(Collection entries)
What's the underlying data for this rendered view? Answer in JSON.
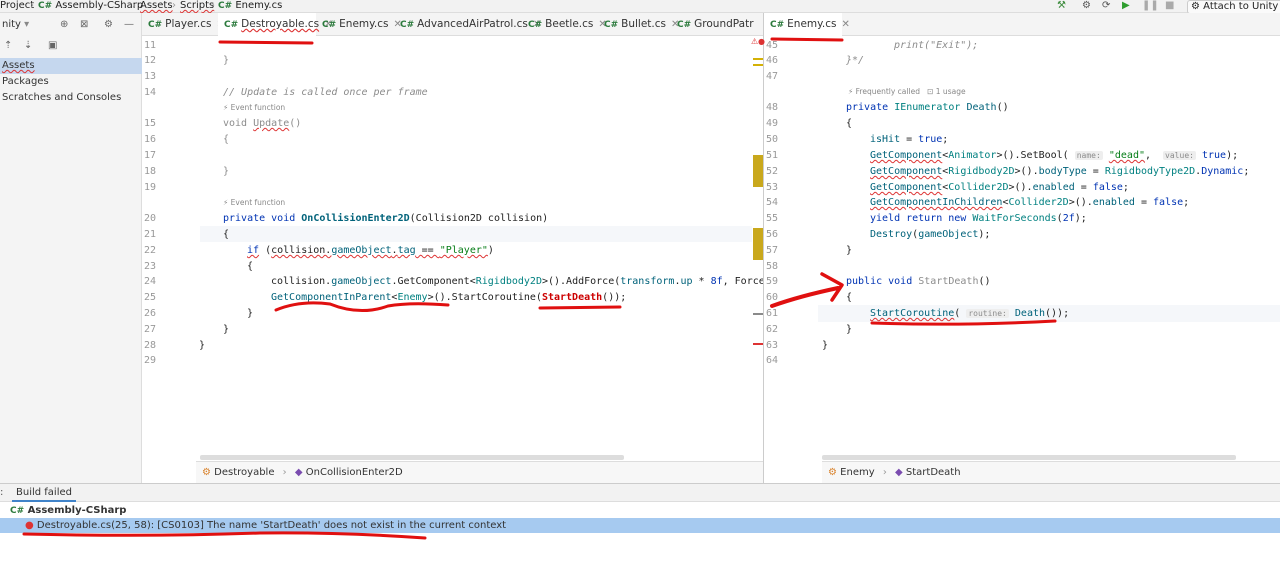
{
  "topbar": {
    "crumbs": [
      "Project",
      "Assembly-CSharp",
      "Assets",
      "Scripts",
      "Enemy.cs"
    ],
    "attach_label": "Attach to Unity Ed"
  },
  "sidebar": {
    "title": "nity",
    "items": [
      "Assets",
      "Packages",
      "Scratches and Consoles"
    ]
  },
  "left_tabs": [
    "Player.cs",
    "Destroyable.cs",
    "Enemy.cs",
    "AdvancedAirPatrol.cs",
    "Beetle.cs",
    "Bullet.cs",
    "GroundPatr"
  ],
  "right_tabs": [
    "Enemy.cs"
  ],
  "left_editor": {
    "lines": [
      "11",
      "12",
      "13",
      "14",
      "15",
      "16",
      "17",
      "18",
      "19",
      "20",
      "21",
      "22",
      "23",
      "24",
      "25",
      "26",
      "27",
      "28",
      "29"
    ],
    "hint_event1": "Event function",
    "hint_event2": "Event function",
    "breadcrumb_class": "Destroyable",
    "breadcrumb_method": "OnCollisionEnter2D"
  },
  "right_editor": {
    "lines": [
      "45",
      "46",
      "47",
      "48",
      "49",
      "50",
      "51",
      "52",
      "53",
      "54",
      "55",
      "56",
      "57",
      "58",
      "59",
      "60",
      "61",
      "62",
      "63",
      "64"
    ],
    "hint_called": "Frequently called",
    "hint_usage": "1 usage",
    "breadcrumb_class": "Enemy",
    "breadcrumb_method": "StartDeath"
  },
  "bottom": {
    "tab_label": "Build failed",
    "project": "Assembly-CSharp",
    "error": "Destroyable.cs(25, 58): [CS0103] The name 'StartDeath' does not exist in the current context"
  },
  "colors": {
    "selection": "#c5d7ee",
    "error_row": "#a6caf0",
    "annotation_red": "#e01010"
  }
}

---

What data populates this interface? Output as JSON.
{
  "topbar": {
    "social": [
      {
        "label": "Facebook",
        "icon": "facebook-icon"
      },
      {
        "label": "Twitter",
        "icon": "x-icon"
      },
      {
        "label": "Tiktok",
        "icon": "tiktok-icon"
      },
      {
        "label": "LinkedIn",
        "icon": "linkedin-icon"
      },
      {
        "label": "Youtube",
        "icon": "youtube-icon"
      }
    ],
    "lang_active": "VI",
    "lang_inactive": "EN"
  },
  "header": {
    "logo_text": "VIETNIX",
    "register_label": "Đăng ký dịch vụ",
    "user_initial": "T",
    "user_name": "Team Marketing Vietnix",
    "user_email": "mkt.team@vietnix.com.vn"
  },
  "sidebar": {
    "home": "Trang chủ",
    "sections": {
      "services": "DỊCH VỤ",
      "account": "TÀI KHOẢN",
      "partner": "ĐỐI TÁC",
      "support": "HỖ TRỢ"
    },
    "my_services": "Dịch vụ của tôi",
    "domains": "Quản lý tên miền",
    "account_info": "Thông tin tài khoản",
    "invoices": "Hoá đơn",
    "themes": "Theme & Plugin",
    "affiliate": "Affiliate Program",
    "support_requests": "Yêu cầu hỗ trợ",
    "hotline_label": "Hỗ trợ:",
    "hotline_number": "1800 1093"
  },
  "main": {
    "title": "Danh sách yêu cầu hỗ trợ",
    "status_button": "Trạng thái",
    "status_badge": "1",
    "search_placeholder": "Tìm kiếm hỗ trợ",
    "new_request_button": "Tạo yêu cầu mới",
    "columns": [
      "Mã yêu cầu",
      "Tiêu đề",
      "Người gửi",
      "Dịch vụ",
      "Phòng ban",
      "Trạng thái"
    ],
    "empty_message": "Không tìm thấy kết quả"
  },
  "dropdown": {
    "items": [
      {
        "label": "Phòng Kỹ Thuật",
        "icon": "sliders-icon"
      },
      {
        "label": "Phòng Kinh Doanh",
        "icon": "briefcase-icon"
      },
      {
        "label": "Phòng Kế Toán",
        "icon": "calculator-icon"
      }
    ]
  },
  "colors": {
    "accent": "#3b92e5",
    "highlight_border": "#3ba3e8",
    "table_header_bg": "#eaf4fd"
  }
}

Task statement | Every line above that contains the word "JSON" should be reported.

Solution |
What's the underlying data for this rendered view? Answer in JSON.
What data populates this interface? Output as JSON.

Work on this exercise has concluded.